* start EXERCISE INPUTS *
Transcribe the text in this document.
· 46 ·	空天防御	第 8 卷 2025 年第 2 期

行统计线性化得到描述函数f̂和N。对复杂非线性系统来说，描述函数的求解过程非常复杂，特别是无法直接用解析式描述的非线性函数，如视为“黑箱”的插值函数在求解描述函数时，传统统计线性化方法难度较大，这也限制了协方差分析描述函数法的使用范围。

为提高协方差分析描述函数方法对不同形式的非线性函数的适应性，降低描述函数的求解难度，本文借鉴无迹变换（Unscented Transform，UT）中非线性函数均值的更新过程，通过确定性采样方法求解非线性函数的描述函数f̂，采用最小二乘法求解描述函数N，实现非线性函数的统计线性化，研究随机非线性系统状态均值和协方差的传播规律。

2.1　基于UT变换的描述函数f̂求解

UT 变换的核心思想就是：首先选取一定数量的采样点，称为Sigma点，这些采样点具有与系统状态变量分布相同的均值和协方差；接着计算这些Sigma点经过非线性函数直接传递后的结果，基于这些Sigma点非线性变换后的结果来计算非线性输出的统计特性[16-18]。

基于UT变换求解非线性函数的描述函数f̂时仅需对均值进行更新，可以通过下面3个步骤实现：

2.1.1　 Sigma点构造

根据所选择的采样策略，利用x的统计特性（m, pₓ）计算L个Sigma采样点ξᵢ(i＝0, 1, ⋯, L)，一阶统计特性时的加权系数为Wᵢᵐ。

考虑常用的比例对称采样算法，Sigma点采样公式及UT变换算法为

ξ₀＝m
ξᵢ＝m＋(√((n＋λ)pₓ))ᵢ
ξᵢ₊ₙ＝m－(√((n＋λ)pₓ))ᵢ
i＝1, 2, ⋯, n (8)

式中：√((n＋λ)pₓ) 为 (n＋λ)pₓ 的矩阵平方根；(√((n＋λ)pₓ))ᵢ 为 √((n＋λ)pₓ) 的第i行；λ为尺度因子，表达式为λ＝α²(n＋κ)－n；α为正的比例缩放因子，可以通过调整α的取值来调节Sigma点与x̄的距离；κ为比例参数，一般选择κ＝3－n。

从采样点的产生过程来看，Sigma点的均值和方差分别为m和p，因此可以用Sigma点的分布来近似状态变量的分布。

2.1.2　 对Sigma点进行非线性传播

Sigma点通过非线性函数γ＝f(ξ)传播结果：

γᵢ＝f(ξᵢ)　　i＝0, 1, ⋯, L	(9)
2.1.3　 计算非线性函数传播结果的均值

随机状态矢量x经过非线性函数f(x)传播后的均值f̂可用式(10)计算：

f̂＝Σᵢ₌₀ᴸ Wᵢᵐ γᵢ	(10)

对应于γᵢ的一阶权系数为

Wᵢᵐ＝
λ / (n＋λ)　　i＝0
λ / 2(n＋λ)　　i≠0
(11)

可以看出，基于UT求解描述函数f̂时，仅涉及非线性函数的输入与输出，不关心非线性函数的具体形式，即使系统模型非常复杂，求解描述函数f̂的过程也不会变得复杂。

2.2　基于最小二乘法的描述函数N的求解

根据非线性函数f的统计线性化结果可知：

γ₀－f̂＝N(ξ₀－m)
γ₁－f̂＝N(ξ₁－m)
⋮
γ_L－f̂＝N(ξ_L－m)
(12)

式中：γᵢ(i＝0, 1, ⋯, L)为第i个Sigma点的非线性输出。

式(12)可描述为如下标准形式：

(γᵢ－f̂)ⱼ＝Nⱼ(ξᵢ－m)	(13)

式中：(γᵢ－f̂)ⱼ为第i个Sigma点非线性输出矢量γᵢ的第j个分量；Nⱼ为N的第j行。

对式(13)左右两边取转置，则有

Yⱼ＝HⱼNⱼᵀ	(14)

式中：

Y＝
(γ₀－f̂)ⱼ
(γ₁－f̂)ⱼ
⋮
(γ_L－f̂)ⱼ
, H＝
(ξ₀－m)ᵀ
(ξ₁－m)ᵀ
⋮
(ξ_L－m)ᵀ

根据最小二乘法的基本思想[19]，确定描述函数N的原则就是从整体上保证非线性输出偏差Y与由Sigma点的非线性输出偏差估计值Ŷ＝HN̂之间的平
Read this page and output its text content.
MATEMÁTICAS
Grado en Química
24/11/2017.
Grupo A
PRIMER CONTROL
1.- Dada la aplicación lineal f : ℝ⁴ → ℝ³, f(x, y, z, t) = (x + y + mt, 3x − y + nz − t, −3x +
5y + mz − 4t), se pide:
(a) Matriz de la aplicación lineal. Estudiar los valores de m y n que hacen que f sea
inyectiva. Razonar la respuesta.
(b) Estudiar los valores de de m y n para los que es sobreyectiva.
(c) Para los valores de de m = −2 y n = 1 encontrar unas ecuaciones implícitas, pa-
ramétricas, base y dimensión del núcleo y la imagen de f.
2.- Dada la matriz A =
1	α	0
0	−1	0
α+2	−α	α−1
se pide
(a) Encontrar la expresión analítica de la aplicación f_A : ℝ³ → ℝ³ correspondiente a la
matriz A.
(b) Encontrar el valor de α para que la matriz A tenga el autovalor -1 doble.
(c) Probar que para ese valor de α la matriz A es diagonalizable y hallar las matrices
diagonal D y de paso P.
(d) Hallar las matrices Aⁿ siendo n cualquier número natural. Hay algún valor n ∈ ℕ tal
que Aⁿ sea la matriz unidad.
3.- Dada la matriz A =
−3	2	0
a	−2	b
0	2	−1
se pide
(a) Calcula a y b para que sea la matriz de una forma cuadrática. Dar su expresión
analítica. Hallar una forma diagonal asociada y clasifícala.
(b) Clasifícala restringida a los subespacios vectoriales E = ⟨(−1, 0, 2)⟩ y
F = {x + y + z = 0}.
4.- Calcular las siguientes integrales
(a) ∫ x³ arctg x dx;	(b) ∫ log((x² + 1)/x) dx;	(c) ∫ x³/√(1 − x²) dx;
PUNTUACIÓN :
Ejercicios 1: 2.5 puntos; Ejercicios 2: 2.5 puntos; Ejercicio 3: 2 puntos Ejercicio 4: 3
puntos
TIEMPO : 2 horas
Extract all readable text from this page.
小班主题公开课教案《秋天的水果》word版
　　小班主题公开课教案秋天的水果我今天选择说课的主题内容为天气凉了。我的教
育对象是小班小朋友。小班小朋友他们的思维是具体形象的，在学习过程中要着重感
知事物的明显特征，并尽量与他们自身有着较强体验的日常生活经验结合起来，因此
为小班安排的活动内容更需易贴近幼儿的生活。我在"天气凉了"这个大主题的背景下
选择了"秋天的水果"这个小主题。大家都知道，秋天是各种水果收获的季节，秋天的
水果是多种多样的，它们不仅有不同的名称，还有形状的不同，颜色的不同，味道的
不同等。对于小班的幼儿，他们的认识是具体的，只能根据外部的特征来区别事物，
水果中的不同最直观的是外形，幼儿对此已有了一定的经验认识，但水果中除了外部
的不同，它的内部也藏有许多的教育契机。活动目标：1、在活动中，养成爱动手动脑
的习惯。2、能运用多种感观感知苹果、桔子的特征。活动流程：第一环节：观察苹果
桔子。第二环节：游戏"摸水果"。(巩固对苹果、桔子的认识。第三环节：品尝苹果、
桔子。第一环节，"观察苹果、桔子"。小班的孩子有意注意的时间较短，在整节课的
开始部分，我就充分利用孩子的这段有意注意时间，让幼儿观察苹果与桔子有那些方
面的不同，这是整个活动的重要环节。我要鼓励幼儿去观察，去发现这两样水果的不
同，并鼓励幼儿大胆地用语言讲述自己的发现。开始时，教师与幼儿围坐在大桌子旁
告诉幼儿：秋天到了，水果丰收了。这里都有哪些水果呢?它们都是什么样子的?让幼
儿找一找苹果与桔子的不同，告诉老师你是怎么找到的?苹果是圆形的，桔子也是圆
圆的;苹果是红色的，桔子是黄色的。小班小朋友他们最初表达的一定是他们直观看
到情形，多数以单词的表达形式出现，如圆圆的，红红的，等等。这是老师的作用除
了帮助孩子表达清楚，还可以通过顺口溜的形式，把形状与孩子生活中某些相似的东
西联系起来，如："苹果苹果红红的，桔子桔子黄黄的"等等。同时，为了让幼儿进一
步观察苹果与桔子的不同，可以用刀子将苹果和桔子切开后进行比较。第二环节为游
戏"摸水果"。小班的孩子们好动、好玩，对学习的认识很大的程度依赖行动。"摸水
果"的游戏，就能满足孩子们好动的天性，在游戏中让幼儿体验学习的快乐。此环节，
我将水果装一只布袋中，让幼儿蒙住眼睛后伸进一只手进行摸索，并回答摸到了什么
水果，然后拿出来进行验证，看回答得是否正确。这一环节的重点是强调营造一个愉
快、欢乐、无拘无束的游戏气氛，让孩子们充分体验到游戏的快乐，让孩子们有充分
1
* end EXERCISE INPUTS *
EXERCISE TASK:
Write out exactly the lines from the line holding "Extract all readable text from this page." through the last line of the data, and nothing besides those lines.

THE OUTPUT:
Extract all readable text from this page.
小班主题公开课教案《秋天的水果》word版
　　小班主题公开课教案秋天的水果我今天选择说课的主题内容为天气凉了。我的教
育对象是小班小朋友。小班小朋友他们的思维是具体形象的，在学习过程中要着重感
知事物的明显特征，并尽量与他们自身有着较强体验的日常生活经验结合起来，因此
为小班安排的活动内容更需易贴近幼儿的生活。我在"天气凉了"这个大主题的背景下
选择了"秋天的水果"这个小主题。大家都知道，秋天是各种水果收获的季节，秋天的
水果是多种多样的，它们不仅有不同的名称，还有形状的不同，颜色的不同，味道的
不同等。对于小班的幼儿，他们的认识是具体的，只能根据外部的特征来区别事物，
水果中的不同最直观的是外形，幼儿对此已有了一定的经验认识，但水果中除了外部
的不同，它的内部也藏有许多的教育契机。活动目标：1、在活动中，养成爱动手动脑
的习惯。2、能运用多种感观感知苹果、桔子的特征。活动流程：第一环节：观察苹果
桔子。第二环节：游戏"摸水果"。(巩固对苹果、桔子的认识。第三环节：品尝苹果、
桔子。第一环节，"观察苹果、桔子"。小班的孩子有意注意的时间较短，在整节课的
开始部分，我就充分利用孩子的这段有意注意时间，让幼儿观察苹果与桔子有那些方
面的不同，这是整个活动的重要环节。我要鼓励幼儿去观察，去发现这两样水果的不
同，并鼓励幼儿大胆地用语言讲述自己的发现。开始时，教师与幼儿围坐在大桌子旁
告诉幼儿：秋天到了，水果丰收了。这里都有哪些水果呢?它们都是什么样子的?让幼
儿找一找苹果与桔子的不同，告诉老师你是怎么找到的?苹果是圆形的，桔子也是圆
圆的;苹果是红色的，桔子是黄色的。小班小朋友他们最初表达的一定是他们直观看
到情形，多数以单词的表达形式出现，如圆圆的，红红的，等等。这是老师的作用除
了帮助孩子表达清楚，还可以通过顺口溜的形式，把形状与孩子生活中某些相似的东
西联系起来，如："苹果苹果红红的，桔子桔子黄黄的"等等。同时，为了让幼儿进一
步观察苹果与桔子的不同，可以用刀子将苹果和桔子切开后进行比较。第二环节为游
戏"摸水果"。小班的孩子们好动、好玩，对学习的认识很大的程度依赖行动。"摸水
果"的游戏，就能满足孩子们好动的天性，在游戏中让幼儿体验学习的快乐。此环节，
我将水果装一只布袋中，让幼儿蒙住眼睛后伸进一只手进行摸索，并回答摸到了什么
水果，然后拿出来进行验证，看回答得是否正确。这一环节的重点是强调营造一个愉
快、欢乐、无拘无束的游戏气氛，让孩子们充分体验到游戏的快乐，让孩子们有充分
1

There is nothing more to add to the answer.